Instructions to follow:
Identify all lines in the data containing the string "dans". Copy them out.

Data rows:
==========

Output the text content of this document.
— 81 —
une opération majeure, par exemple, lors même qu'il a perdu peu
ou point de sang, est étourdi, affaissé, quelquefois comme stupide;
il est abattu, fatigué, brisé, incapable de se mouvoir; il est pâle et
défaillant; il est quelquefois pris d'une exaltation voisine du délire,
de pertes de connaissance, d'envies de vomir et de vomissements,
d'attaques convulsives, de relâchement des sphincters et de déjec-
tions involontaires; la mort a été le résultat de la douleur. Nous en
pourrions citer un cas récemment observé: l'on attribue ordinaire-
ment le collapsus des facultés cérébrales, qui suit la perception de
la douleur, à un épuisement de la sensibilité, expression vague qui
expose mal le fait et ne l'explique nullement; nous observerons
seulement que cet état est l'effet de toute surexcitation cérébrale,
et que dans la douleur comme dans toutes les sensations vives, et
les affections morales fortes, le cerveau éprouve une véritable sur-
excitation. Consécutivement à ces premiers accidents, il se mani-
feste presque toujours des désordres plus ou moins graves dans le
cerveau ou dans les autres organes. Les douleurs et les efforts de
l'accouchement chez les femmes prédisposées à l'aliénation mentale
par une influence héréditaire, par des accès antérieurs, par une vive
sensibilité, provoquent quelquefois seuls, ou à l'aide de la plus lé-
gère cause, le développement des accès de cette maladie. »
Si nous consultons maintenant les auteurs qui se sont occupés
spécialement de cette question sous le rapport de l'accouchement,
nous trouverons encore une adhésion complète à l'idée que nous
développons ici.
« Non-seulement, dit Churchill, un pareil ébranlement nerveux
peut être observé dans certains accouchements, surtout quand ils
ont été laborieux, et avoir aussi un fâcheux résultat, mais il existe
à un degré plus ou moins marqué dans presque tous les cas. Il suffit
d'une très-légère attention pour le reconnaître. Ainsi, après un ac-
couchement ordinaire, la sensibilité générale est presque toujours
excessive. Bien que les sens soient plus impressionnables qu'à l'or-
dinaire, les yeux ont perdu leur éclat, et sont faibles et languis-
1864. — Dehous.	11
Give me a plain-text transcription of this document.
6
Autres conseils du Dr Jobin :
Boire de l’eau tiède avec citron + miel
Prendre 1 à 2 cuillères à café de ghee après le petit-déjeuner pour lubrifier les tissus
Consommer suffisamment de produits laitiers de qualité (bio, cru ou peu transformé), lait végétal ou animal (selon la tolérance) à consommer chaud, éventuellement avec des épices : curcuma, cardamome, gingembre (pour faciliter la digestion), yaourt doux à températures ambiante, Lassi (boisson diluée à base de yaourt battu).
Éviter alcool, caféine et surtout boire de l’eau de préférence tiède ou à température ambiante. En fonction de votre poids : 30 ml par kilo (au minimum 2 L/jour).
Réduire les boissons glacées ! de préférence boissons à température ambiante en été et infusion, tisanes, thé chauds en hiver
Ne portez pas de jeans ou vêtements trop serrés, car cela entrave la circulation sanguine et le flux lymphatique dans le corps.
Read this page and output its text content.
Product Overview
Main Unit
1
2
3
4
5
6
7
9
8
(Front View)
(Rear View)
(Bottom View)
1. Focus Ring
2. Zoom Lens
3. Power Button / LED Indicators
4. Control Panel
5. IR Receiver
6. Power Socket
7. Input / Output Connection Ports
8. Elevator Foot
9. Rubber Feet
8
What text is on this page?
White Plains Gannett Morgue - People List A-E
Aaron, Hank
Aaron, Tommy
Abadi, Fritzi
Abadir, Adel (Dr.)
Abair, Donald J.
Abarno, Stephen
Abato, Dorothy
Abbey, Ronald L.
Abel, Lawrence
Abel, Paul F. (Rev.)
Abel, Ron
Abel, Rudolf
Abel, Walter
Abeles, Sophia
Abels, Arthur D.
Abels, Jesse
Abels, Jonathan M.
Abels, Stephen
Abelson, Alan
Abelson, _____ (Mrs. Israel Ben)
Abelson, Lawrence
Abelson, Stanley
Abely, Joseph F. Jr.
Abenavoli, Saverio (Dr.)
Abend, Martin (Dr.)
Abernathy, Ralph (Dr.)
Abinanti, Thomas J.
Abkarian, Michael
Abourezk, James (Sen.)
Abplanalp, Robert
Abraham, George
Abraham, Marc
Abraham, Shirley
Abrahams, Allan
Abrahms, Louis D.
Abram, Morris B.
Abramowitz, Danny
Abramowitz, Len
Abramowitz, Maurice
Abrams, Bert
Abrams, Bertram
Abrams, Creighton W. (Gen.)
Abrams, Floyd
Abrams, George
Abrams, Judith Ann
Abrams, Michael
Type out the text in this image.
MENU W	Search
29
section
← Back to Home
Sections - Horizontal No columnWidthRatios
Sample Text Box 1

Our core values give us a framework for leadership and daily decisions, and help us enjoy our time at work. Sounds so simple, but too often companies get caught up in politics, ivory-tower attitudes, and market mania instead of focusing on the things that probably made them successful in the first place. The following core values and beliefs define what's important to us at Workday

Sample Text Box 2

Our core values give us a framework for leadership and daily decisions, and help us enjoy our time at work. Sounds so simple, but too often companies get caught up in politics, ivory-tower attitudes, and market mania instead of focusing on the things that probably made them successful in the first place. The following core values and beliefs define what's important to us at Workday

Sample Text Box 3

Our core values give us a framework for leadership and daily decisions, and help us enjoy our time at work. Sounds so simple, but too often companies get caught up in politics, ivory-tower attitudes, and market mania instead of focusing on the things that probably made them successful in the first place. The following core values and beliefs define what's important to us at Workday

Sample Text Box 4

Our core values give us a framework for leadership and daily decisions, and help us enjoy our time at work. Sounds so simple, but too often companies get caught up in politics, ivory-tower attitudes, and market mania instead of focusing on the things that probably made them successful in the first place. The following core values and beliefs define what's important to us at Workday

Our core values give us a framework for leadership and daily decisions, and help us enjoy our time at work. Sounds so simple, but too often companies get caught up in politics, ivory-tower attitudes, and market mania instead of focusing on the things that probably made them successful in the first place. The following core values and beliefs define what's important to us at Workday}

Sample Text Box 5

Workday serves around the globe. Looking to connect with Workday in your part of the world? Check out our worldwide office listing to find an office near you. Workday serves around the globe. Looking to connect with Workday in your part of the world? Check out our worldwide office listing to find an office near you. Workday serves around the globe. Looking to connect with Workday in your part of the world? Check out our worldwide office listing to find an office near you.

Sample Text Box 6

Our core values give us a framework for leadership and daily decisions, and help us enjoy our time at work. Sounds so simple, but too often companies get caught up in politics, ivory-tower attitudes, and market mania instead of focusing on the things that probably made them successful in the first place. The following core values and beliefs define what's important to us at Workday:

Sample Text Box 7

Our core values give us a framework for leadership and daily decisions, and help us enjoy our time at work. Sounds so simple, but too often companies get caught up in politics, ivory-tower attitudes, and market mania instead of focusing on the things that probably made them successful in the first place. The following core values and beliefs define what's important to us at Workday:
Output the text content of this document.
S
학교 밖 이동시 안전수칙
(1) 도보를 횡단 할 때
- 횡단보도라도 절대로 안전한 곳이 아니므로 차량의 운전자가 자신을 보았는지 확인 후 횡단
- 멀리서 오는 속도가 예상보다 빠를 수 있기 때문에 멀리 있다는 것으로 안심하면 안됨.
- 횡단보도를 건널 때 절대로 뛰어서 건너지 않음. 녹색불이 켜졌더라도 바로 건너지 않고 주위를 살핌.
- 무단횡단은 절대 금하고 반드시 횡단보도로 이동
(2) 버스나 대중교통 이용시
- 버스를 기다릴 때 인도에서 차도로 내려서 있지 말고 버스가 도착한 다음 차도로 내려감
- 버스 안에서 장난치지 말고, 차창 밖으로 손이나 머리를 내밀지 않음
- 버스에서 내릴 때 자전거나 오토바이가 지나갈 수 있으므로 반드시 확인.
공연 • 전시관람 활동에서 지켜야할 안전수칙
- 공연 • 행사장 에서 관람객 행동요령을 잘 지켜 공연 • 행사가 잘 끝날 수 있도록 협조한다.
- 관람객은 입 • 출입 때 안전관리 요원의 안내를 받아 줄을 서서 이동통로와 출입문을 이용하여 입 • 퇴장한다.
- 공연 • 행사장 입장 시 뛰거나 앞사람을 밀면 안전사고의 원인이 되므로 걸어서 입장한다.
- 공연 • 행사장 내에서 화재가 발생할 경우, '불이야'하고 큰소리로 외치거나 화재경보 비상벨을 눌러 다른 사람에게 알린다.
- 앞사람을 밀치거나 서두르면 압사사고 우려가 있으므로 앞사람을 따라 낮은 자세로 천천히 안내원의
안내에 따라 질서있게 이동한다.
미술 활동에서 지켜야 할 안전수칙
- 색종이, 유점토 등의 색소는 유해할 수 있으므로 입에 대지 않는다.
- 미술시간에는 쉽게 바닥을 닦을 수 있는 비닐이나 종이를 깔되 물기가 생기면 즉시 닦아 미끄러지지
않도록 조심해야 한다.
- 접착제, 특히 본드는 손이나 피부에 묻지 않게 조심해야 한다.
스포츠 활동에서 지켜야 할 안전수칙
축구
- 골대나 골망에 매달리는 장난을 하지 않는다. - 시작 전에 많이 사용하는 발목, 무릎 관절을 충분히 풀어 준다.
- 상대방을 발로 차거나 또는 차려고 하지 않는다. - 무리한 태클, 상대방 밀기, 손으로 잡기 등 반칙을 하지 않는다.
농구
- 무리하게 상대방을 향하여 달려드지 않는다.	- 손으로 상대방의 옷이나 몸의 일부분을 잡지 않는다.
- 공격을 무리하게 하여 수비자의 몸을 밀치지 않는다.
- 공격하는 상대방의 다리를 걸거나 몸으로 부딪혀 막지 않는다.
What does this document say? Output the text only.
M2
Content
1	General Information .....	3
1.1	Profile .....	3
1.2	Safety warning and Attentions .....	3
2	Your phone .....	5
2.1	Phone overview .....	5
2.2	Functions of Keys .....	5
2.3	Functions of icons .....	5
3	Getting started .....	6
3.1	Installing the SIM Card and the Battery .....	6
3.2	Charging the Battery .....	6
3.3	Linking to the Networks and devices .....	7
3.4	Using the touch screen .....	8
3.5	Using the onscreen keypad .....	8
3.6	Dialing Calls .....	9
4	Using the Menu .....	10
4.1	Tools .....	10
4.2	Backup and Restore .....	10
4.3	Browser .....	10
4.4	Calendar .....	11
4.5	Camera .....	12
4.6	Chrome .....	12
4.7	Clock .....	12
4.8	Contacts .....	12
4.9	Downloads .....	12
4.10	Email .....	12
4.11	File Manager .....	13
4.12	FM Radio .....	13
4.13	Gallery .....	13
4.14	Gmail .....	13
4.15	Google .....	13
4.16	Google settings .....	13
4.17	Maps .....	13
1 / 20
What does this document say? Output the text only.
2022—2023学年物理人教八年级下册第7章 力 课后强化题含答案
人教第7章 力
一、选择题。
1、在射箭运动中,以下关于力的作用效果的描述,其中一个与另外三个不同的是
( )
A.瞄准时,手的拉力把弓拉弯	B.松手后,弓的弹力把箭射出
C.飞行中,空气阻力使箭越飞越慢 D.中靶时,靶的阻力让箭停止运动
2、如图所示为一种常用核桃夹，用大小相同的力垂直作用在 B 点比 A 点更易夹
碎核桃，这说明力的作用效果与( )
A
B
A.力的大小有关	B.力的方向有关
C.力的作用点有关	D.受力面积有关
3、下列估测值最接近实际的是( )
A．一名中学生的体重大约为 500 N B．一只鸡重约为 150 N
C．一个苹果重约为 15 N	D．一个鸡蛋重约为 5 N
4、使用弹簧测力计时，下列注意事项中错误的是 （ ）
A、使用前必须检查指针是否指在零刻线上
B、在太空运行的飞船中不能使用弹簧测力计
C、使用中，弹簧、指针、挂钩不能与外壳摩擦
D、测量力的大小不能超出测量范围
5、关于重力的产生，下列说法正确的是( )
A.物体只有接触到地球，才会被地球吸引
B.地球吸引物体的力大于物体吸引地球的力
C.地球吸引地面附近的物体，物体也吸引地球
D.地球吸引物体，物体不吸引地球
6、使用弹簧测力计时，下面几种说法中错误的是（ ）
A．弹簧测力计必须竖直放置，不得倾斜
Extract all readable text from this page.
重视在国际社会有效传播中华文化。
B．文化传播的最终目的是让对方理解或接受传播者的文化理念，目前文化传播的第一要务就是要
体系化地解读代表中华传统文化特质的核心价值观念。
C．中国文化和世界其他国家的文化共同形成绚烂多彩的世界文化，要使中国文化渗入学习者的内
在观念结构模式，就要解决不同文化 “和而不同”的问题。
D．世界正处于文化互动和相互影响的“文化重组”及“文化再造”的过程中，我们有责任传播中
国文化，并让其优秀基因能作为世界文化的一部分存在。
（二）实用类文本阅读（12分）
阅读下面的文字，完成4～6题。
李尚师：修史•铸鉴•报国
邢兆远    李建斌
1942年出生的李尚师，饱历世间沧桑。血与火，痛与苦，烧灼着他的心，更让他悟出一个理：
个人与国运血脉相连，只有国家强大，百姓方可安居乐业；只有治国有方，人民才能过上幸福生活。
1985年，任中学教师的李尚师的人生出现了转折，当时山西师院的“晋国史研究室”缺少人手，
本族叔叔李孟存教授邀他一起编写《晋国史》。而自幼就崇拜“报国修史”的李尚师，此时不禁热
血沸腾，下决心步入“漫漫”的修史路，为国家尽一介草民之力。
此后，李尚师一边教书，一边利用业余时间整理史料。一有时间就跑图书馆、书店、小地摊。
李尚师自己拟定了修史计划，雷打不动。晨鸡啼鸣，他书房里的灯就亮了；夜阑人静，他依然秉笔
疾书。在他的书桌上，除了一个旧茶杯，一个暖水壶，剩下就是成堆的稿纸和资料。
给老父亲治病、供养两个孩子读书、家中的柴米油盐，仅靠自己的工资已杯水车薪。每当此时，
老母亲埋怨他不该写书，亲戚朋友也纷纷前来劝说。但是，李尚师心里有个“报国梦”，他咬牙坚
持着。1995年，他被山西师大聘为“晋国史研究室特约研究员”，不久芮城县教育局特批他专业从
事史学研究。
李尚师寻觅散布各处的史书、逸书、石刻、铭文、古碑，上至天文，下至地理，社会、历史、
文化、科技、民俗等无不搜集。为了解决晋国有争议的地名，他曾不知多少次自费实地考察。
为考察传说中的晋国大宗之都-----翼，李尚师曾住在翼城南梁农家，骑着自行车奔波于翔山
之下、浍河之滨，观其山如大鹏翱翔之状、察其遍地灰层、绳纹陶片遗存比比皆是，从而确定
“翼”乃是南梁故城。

==========

Completed exercise:
et que dans la douleur comme dans toutes les sensations vives, et
feste presque toujours des désordres plus ou moins graves dans le
cerveau ou dans les autres organes. Les douleurs et les efforts de
peut être observé dans certains accouchements, surtout quand ils
à un degré plus ou moins marqué dans presque tous les cas. Il suffit
Ne portez pas de jeans ou vêtements trop serrés, car cela entrave la circulation sanguine et le flux lymphatique dans le corps.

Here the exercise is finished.